Recorded information
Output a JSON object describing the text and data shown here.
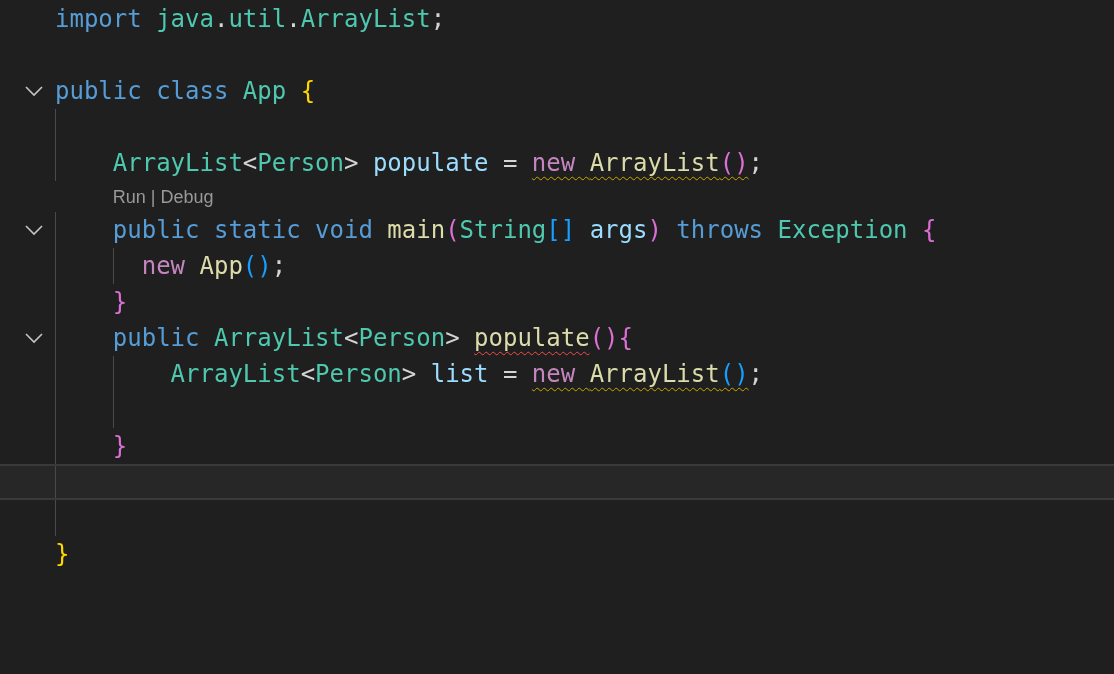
{
  "editor": {
    "lines": [
      {
        "kind": "code",
        "current": false,
        "tokens": [
          {
            "t": "import ",
            "kind": "keyword"
          },
          {
            "t": "java",
            "kind": "type"
          },
          {
            "t": ".",
            "kind": "plain"
          },
          {
            "t": "util",
            "kind": "type"
          },
          {
            "t": ".",
            "kind": "plain"
          },
          {
            "t": "ArrayList",
            "kind": "type"
          },
          {
            "t": ";",
            "kind": "plain"
          }
        ]
      },
      {
        "kind": "code",
        "current": false
      },
      {
        "kind": "code",
        "current": false,
        "expanded": true,
        "tokens": [
          {
            "t": "public ",
            "kind": "keyword"
          },
          {
            "t": "class ",
            "kind": "keyword"
          },
          {
            "t": "App ",
            "kind": "type"
          },
          {
            "t": "{",
            "kind": "bracket1"
          }
        ]
      },
      {
        "kind": "code",
        "current": false
      },
      {
        "kind": "code",
        "current": false,
        "tokens": [
          {
            "t": "    ArrayList",
            "kind": "type"
          },
          {
            "t": "<",
            "kind": "plain"
          },
          {
            "t": "Person",
            "kind": "type"
          },
          {
            "t": "> ",
            "kind": "plain"
          },
          {
            "t": "populate",
            "kind": "variable"
          },
          {
            "t": " = ",
            "kind": "plain"
          },
          {
            "kind": "warning",
            "tokens": [
              {
                "t": "new ",
                "kind": "control"
              },
              {
                "t": "ArrayList",
                "kind": "function"
              },
              {
                "t": "()",
                "kind": "bracket2"
              }
            ]
          },
          {
            "t": ";",
            "kind": "plain"
          }
        ]
      },
      {
        "kind": "codelens",
        "actions": [
          "Run",
          "Debug"
        ],
        "separator": "|"
      },
      {
        "kind": "code",
        "current": false,
        "expanded": true,
        "tokens": [
          {
            "t": "    public ",
            "kind": "keyword"
          },
          {
            "t": "static ",
            "kind": "keyword"
          },
          {
            "t": "void ",
            "kind": "keyword"
          },
          {
            "t": "main",
            "kind": "function"
          },
          {
            "t": "(",
            "kind": "bracket2"
          },
          {
            "t": "String",
            "kind": "type"
          },
          {
            "t": "[]",
            "kind": "bracket3"
          },
          {
            "t": " args",
            "kind": "variable"
          },
          {
            "t": ")",
            "kind": "bracket2"
          },
          {
            "t": " throws ",
            "kind": "keyword"
          },
          {
            "t": "Exception ",
            "kind": "type"
          },
          {
            "t": "{",
            "kind": "bracket2"
          }
        ]
      },
      {
        "kind": "code",
        "current": false,
        "tokens": [
          {
            "t": "      new ",
            "kind": "control"
          },
          {
            "t": "App",
            "kind": "function"
          },
          {
            "t": "()",
            "kind": "bracket3"
          },
          {
            "t": ";",
            "kind": "plain"
          }
        ]
      },
      {
        "kind": "code",
        "current": false,
        "tokens": [
          {
            "t": "    }",
            "kind": "bracket2"
          }
        ]
      },
      {
        "kind": "code",
        "current": false,
        "expanded": true,
        "tokens": [
          {
            "t": "    public ",
            "kind": "keyword"
          },
          {
            "t": "ArrayList",
            "kind": "type"
          },
          {
            "t": "<",
            "kind": "plain"
          },
          {
            "t": "Person",
            "kind": "type"
          },
          {
            "t": "> ",
            "kind": "plain"
          },
          {
            "kind": "error",
            "tokens": [
              {
                "t": "populate",
                "kind": "function"
              }
            ]
          },
          {
            "t": "()",
            "kind": "bracket2"
          },
          {
            "t": "{",
            "kind": "bracket2"
          }
        ]
      },
      {
        "kind": "code",
        "current": false,
        "tokens": [
          {
            "t": "        ArrayList",
            "kind": "type"
          },
          {
            "t": "<",
            "kind": "plain"
          },
          {
            "t": "Person",
            "kind": "type"
          },
          {
            "t": "> ",
            "kind": "plain"
          },
          {
            "t": "list",
            "kind": "variable"
          },
          {
            "t": " = ",
            "kind": "plain"
          },
          {
            "kind": "warning",
            "tokens": [
              {
                "t": "new ",
                "kind": "control"
              },
              {
                "t": "ArrayList",
                "kind": "function"
              },
              {
                "t": "()",
                "kind": "bracket3"
              }
            ]
          },
          {
            "t": ";",
            "kind": "plain"
          }
        ]
      },
      {
        "kind": "code",
        "current": false
      },
      {
        "kind": "code",
        "current": false,
        "tokens": [
          {
            "t": "    }",
            "kind": "bracket2"
          }
        ]
      },
      {
        "kind": "code",
        "current": true
      },
      {
        "kind": "code",
        "current": false
      },
      {
        "kind": "code",
        "current": false,
        "tokens": [
          {
            "t": "}",
            "kind": "bracket1"
          }
        ]
      }
    ]
  }
}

Task goal
Omit any images, then output the listing exactly.

Solution to the exercise
Output a JSON object describing the text and data shown here.
{
  "editor": {
    "lines": [
      {
        "kind": "code",
        "current": false,
        "tokens": [
          {
            "t": "import ",
            "kind": "keyword"
          },
          {
            "t": "java",
            "kind": "type"
          },
          {
            "t": ".",
            "kind": "plain"
          },
          {
            "t": "util",
            "kind": "type"
          },
          {
            "t": ".",
            "kind": "plain"
          },
          {
            "t": "ArrayList",
            "kind": "type"
          },
          {
            "t": ";",
            "kind": "plain"
          }
        ]
      },
      {
        "kind": "code",
        "current": false
      },
      {
        "kind": "code",
        "current": false,
        "expanded": true,
        "tokens": [
          {
            "t": "public ",
            "kind": "keyword"
          },
          {
            "t": "class ",
            "kind": "keyword"
          },
          {
            "t": "App ",
            "kind": "type"
          },
          {
            "t": "{",
            "kind": "bracket1"
          }
        ]
      },
      {
        "kind": "code",
        "current": false
      },
      {
        "kind": "code",
        "current": false,
        "tokens": [
          {
            "t": "    ArrayList",
            "kind": "type"
          },
          {
            "t": "<",
            "kind": "plain"
          },
          {
            "t": "Person",
            "kind": "type"
          },
          {
            "t": "> ",
            "kind": "plain"
          },
          {
            "t": "populate",
            "kind": "variable"
          },
          {
            "t": " = ",
            "kind": "plain"
          },
          {
            "kind": "warning",
            "tokens": [
              {
                "t": "new ",
                "kind": "control"
              },
              {
                "t": "ArrayList",
                "kind": "function"
              },
              {
                "t": "()",
                "kind": "bracket2"
              }
            ]
          },
          {
            "t": ";",
            "kind": "plain"
          }
        ]
      },
      {
        "kind": "codelens",
        "actions": [
          "Run",
          "Debug"
        ],
        "separator": "|"
      },
      {
        "kind": "code",
        "current": false,
        "expanded": true,
        "tokens": [
          {
            "t": "    public ",
            "kind": "keyword"
          },
          {
            "t": "static ",
            "kind": "keyword"
          },
          {
            "t": "void ",
            "kind": "keyword"
          },
          {
            "t": "main",
            "kind": "function"
          },
          {
            "t": "(",
            "kind": "bracket2"
          },
          {
            "t": "String",
            "kind": "type"
          },
          {
            "t": "[]",
            "kind": "bracket3"
          },
          {
            "t": " args",
            "kind": "variable"
          },
          {
            "t": ")",
            "kind": "bracket2"
          },
          {
            "t": " throws ",
            "kind": "keyword"
          },
          {
            "t": "Exception ",
            "kind": "type"
          },
          {
            "t": "{",
            "kind": "bracket2"
          }
        ]
      },
      {
        "kind": "code",
        "current": false,
        "tokens": [
          {
            "t": "      new ",
            "kind": "control"
          },
          {
            "t": "App",
            "kind": "function"
          },
          {
            "t": "()",
            "kind": "bracket3"
          },
          {
            "t": ";",
            "kind": "plain"
          }
        ]
      },
      {
        "kind": "code",
        "current": false,
        "tokens": [
          {
            "t": "    }",
            "kind": "bracket2"
          }
        ]
      },
      {
        "kind": "code",
        "current": false,
        "expanded": true,
        "tokens": [
          {
            "t": "    public ",
            "kind": "keyword"
          },
          {
            "t": "ArrayList",
            "kind": "type"
          },
          {
            "t": "<",
            "kind": "plain"
          },
          {
            "t": "Person",
            "kind": "type"
          },
          {
            "t": "> ",
            "kind": "plain"
          },
          {
            "kind": "error",
            "tokens": [
              {
                "t": "populate",
                "kind": "function"
              }
            ]
          },
          {
            "t": "()",
            "kind": "bracket2"
          },
          {
            "t": "{",
            "kind": "bracket2"
          }
        ]
      },
      {
        "kind": "code",
        "current": false,
        "tokens": [
          {
            "t": "        ArrayList",
            "kind": "type"
          },
          {
            "t": "<",
            "kind": "plain"
          },
          {
            "t": "Person",
            "kind": "type"
          },
          {
            "t": "> ",
            "kind": "plain"
          },
          {
            "t": "list",
            "kind": "variable"
          },
          {
            "t": " = ",
            "kind": "plain"
          },
          {
            "kind": "warning",
            "tokens": [
              {
                "t": "new ",
                "kind": "control"
              },
              {
                "t": "ArrayList",
                "kind": "function"
              },
              {
                "t": "()",
                "kind": "bracket3"
              }
            ]
          },
          {
            "t": ";",
            "kind": "plain"
          }
        ]
      },
      {
        "kind": "code",
        "current": false
      },
      {
        "kind": "code",
        "current": false,
        "tokens": [
          {
            "t": "    }",
            "kind": "bracket2"
          }
        ]
      },
      {
        "kind": "code",
        "current": true
      },
      {
        "kind": "code",
        "current": false
      },
      {
        "kind": "code",
        "current": false,
        "tokens": [
          {
            "t": "}",
            "kind": "bracket1"
          }
        ]
      }
    ]
  }
}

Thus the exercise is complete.